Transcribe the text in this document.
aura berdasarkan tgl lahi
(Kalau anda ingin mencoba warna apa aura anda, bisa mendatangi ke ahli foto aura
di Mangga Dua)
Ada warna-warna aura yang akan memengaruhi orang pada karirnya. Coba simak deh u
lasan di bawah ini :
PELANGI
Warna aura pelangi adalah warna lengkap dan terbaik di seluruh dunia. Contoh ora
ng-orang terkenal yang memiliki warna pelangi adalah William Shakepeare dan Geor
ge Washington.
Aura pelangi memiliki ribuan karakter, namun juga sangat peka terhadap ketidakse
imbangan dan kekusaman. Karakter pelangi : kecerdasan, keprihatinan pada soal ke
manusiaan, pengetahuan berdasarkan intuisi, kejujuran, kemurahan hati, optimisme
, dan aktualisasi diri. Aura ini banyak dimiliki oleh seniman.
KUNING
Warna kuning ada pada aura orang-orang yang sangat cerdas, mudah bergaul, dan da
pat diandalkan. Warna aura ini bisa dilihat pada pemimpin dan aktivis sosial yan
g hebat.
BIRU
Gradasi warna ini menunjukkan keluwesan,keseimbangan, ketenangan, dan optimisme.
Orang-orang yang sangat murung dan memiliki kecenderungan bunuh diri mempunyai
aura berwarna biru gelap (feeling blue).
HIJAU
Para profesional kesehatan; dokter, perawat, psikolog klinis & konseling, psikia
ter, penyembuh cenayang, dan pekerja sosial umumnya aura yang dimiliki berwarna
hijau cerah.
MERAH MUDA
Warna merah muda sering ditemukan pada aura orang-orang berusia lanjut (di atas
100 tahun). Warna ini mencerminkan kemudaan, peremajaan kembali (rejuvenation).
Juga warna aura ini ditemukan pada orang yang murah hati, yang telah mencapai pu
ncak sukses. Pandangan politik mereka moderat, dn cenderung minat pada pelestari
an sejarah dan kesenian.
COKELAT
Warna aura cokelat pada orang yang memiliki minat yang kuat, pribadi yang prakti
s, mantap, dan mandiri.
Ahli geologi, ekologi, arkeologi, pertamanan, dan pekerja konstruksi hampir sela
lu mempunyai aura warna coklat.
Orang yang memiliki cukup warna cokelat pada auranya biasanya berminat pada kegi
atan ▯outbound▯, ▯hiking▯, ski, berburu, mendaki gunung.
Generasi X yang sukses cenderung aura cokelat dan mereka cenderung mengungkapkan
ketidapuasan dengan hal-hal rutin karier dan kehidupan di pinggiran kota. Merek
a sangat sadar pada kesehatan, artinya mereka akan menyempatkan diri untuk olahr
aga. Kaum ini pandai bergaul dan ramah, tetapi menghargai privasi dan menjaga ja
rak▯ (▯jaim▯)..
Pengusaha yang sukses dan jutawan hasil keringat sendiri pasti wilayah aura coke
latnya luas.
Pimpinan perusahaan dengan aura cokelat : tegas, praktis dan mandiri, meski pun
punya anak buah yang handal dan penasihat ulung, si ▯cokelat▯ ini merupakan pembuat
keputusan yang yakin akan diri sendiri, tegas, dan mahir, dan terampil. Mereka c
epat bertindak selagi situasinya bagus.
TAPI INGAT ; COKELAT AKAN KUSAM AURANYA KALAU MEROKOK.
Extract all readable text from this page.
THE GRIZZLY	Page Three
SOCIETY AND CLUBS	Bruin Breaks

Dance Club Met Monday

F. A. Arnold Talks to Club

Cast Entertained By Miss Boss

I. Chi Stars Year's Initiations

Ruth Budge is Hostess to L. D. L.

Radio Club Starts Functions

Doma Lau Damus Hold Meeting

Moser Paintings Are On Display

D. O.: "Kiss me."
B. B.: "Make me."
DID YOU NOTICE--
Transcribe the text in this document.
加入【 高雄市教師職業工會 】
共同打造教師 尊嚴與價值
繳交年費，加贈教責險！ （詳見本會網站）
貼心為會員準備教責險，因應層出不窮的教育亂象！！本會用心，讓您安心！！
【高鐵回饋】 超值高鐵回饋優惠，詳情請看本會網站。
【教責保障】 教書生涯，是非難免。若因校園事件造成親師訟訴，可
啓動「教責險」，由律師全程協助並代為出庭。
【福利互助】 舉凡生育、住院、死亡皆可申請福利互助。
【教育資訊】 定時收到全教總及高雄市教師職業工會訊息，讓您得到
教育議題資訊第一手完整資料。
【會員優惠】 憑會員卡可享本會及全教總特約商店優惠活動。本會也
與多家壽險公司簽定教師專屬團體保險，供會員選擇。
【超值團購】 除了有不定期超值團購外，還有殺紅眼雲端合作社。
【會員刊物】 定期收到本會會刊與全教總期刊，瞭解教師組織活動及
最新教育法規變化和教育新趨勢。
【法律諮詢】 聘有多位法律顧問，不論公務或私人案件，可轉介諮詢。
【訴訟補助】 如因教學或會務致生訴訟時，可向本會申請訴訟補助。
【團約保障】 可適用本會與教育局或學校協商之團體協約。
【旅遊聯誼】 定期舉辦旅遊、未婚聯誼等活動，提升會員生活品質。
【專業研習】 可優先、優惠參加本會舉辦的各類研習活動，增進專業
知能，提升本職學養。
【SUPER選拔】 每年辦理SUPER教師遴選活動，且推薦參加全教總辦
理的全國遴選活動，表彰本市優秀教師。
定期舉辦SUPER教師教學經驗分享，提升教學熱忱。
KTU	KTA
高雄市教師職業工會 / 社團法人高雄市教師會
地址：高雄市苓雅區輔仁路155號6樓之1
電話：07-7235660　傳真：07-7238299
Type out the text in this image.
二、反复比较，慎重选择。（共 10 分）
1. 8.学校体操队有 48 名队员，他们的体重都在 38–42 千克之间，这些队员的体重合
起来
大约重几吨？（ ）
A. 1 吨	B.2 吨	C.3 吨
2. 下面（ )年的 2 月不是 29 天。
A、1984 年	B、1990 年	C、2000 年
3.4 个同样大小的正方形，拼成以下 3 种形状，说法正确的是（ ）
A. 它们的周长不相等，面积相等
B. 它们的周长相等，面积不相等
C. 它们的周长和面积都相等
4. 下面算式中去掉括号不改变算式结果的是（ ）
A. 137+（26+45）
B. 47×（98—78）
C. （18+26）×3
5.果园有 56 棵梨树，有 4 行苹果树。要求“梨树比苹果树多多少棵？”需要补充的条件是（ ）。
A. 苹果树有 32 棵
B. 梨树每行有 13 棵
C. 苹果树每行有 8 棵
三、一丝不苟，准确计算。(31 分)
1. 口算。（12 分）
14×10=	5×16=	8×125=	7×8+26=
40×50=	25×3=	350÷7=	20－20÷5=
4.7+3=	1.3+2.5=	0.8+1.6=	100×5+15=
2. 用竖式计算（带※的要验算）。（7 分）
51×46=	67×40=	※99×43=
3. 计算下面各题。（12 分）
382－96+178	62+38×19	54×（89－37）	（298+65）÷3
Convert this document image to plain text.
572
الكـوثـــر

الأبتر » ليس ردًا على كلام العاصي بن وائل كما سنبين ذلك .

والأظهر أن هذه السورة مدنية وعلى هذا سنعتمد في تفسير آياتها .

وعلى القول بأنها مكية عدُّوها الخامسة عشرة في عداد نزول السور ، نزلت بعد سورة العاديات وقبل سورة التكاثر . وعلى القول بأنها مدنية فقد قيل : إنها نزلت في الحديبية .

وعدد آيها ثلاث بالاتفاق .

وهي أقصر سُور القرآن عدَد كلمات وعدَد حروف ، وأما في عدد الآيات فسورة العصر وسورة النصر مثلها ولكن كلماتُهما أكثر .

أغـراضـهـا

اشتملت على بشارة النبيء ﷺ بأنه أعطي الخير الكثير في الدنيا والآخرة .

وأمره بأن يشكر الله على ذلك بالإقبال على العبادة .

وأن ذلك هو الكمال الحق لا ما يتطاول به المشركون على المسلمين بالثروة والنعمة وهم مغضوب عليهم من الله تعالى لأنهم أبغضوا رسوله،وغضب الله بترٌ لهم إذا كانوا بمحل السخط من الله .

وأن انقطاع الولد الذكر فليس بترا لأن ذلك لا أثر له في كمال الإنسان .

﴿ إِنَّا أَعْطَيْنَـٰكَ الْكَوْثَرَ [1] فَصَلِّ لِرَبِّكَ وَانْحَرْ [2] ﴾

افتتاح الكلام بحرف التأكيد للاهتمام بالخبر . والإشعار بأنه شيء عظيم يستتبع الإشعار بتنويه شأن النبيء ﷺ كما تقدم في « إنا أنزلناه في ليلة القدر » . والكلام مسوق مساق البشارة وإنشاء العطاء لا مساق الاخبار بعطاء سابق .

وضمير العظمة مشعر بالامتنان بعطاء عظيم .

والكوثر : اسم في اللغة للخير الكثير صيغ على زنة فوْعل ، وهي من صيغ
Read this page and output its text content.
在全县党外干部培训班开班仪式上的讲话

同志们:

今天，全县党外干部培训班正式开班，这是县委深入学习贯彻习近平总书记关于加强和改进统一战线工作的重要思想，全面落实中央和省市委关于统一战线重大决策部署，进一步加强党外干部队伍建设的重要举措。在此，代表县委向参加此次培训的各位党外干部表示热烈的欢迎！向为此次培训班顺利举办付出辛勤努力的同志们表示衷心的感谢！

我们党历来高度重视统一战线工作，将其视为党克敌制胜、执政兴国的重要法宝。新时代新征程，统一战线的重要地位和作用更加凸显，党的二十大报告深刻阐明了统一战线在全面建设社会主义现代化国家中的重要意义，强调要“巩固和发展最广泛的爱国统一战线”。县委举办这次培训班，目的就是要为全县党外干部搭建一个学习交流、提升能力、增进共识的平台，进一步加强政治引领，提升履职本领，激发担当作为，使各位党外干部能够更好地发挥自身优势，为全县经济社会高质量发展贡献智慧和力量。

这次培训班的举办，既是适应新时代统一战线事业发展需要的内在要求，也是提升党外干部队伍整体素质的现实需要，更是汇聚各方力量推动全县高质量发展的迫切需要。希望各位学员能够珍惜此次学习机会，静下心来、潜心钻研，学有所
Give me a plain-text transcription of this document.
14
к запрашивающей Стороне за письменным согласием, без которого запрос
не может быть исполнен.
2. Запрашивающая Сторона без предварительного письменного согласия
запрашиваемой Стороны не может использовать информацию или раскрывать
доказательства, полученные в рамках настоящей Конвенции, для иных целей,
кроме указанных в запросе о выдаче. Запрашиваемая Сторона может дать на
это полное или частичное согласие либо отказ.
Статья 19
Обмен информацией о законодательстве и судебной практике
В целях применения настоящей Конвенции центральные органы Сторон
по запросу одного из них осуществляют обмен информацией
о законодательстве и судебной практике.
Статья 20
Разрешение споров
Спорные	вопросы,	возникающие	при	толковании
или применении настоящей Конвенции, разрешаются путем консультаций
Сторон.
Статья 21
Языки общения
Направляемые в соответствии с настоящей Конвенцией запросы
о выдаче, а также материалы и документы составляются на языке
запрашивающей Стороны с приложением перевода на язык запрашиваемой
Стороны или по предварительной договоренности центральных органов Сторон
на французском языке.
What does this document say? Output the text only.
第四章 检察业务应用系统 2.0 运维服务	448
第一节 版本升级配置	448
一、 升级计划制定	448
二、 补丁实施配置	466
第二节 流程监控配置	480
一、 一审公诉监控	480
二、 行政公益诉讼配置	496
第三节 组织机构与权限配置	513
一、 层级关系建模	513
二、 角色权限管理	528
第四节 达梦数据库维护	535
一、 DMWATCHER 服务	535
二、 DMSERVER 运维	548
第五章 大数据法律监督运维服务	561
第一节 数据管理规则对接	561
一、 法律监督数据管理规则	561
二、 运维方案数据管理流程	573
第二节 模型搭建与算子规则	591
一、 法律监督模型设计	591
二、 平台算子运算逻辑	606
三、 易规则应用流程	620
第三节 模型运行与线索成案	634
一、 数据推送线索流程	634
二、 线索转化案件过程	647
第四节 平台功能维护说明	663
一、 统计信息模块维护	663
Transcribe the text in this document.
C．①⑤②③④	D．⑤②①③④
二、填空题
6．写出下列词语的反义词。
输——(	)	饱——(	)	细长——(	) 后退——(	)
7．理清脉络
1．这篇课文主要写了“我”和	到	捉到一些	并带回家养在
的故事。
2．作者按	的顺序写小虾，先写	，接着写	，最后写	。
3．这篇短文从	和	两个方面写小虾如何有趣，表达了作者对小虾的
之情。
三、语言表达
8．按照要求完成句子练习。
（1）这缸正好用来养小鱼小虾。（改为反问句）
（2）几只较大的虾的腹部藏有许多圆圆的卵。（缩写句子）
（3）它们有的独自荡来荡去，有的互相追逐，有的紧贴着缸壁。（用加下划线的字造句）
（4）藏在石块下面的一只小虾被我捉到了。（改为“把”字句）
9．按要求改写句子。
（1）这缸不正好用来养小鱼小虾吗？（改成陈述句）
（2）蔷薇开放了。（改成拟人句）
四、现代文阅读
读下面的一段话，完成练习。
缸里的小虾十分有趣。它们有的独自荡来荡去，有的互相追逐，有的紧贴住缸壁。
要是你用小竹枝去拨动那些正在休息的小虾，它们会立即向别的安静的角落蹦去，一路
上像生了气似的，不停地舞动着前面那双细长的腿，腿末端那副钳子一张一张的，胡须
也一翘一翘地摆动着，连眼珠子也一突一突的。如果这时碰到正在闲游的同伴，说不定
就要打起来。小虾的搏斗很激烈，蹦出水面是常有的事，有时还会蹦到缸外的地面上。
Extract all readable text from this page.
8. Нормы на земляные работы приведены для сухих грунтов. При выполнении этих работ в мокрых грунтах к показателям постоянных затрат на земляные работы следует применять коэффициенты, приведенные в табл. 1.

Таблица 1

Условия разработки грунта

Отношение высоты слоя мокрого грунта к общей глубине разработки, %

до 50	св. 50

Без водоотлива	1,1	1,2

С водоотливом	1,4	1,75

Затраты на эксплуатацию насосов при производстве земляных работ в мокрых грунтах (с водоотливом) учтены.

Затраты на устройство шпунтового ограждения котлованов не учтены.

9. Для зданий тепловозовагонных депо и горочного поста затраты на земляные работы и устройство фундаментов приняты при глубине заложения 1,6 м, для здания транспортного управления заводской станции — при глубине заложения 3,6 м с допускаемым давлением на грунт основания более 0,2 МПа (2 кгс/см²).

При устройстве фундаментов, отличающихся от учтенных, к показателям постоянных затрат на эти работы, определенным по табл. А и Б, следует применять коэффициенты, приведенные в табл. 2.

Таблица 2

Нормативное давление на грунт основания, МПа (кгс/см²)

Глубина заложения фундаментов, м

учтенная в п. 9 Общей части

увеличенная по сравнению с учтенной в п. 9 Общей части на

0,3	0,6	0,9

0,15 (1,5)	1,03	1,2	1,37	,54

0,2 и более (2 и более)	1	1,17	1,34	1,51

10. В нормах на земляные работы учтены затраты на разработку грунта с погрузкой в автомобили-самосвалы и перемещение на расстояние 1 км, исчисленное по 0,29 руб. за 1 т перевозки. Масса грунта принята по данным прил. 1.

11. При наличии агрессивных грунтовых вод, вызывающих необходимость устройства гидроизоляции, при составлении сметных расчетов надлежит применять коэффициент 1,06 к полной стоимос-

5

:::::

» WHAT THE TASK ASKS:
Look through the material above. Copy each line where the word "коэффициенты" appears.

» OUTPUT BELOW:
8. Нормы на земляные работы приведены для сухих грунтов. При выполнении этих работ в мокрых грунтах к показателям постоянных затрат на земляные работы следует применять коэффициенты, приведенные в табл. 1.
При устройстве фундаментов, отличающихся от учтенных, к показателям постоянных затрат на эти работы, определенным по табл. А и Б, следует применять коэффициенты, приведенные в табл. 2.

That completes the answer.